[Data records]

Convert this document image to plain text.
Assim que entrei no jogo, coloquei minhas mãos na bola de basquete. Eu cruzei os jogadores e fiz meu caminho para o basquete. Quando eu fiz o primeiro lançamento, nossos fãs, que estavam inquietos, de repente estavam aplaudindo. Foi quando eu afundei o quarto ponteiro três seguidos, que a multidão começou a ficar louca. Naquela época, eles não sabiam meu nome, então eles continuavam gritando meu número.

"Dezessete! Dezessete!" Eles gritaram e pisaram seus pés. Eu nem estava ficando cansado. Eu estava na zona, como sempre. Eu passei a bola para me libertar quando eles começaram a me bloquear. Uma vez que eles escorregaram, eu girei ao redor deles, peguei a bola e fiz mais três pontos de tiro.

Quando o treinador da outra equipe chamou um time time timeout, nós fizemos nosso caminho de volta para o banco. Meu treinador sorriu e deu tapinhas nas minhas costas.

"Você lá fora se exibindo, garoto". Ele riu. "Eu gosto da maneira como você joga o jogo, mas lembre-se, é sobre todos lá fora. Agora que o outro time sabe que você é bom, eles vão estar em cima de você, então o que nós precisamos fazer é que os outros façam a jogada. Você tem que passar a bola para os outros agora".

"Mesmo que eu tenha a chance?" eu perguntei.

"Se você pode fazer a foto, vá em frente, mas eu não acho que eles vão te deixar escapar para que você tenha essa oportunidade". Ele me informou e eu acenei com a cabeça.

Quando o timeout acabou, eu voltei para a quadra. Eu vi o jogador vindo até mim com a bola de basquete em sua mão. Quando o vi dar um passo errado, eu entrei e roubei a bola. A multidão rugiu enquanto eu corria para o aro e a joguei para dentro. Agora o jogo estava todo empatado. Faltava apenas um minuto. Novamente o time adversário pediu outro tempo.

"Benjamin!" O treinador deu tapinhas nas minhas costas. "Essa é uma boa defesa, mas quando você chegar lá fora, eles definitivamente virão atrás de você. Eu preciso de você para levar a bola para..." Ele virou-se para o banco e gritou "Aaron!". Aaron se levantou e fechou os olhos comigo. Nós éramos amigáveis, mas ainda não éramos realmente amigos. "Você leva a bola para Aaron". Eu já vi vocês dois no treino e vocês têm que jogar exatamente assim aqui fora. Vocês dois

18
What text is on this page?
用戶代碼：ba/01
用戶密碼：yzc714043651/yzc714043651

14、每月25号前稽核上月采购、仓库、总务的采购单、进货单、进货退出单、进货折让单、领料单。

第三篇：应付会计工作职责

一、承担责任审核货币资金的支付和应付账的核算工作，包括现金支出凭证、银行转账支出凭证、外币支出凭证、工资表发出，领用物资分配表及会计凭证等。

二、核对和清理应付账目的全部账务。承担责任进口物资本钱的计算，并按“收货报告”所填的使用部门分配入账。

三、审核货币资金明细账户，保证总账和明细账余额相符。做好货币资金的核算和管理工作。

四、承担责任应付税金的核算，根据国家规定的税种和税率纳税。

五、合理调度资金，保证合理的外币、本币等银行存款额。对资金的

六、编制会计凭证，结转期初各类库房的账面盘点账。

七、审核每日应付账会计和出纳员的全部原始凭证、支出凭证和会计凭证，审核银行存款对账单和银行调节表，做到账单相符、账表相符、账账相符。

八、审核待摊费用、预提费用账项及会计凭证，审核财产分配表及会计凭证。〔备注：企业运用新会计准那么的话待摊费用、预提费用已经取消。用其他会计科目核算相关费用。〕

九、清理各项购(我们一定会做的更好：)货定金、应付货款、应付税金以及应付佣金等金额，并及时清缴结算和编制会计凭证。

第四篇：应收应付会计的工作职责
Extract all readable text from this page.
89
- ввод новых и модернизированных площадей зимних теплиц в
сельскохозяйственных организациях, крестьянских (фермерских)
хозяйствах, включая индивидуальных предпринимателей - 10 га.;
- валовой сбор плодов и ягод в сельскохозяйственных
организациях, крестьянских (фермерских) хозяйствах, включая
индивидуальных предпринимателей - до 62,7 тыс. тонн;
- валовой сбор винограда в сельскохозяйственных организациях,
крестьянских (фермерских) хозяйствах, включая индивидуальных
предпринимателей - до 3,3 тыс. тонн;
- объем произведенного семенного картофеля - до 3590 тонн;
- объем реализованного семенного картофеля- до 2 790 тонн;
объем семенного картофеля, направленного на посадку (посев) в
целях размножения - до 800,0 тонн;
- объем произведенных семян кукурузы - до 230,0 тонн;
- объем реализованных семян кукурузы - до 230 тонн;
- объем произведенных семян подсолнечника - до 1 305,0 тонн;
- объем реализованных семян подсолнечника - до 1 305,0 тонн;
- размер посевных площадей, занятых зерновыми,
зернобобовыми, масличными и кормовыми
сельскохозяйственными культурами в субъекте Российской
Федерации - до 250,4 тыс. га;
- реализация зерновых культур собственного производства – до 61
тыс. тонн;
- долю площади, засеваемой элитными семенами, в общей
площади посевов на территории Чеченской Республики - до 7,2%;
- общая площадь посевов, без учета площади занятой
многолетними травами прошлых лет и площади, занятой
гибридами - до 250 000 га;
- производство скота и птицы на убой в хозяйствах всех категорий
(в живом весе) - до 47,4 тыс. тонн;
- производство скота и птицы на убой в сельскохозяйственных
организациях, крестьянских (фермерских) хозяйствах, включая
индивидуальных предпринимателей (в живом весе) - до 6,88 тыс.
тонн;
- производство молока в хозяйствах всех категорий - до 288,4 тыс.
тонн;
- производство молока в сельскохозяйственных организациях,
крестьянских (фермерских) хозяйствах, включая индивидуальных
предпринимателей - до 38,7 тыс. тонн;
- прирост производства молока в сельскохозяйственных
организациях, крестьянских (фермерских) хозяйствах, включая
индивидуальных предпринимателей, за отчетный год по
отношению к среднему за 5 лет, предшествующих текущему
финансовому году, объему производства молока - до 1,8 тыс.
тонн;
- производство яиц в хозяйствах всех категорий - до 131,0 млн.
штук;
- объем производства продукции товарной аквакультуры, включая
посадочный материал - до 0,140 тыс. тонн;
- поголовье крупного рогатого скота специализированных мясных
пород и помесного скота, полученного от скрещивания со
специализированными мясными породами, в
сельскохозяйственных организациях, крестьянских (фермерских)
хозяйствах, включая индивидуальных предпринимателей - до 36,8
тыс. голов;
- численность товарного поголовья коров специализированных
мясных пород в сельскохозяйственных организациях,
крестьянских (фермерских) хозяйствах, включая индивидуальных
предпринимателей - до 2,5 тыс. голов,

→ **Problem statement**
Give solely the number of lines in the data that contain the string "валовой".

→ **Task solution**
2